#### RECORDS SUPPLIED:
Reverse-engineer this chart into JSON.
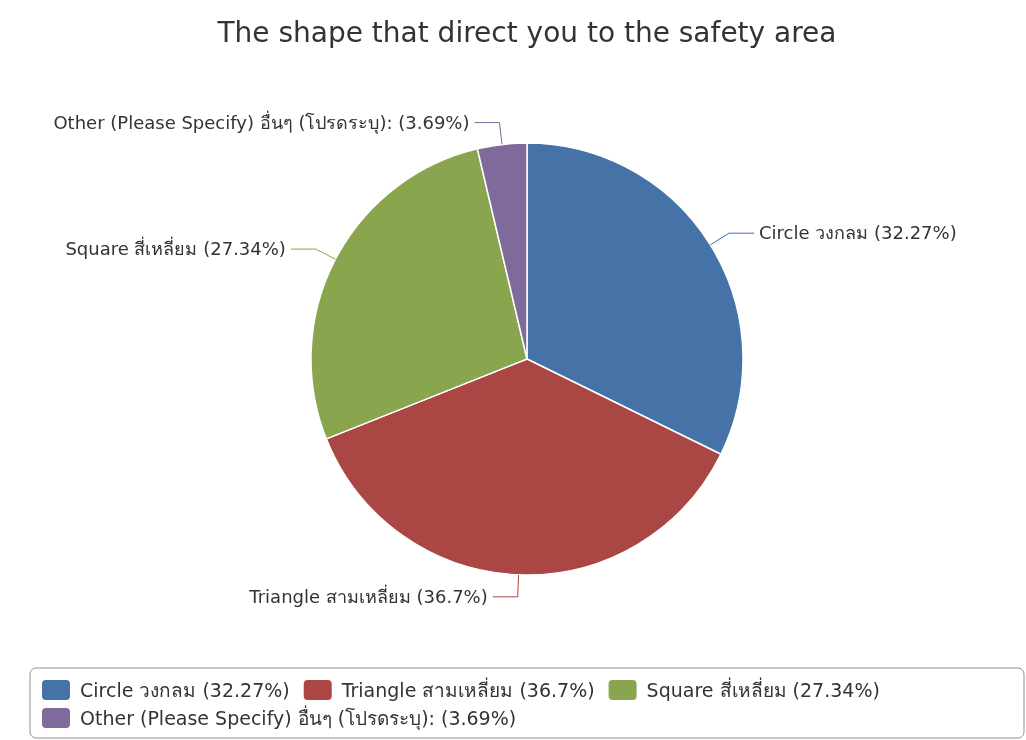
{
  "chart_data": {
    "type": "pie",
    "title": "The shape that direct you to the safety area",
    "categories": [
      "Circle วงกลม (32.27%)",
      "Triangle สามเหลี่ยม (36.7%)",
      "Square สี่เหลี่ยม (27.34%)",
      "Other (Please Specify) อื่นๆ (โปรดระบุ): (3.69%)"
    ],
    "values": [
      32.27,
      36.7,
      27.34,
      3.69
    ],
    "colors": [
      "#4572a7",
      "#aa4643",
      "#89a54e",
      "#80699b"
    ],
    "legend": "bottom"
  }
}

#### GIVEN TASK:
Set the listing down in full and exactly. Pictures within it should not appear in the copy.

#### TASK OUTPUT:
Reverse-engineer this chart into JSON.
{
  "chart_data": {
    "type": "pie",
    "title": "The shape that direct you to the safety area",
    "categories": [
      "Circle วงกลม (32.27%)",
      "Triangle สามเหลี่ยม (36.7%)",
      "Square สี่เหลี่ยม (27.34%)",
      "Other (Please Specify) อื่นๆ (โปรดระบุ): (3.69%)"
    ],
    "values": [
      32.27,
      36.7,
      27.34,
      3.69
    ],
    "colors": [
      "#4572a7",
      "#aa4643",
      "#89a54e",
      "#80699b"
    ],
    "legend": "bottom"
  }
}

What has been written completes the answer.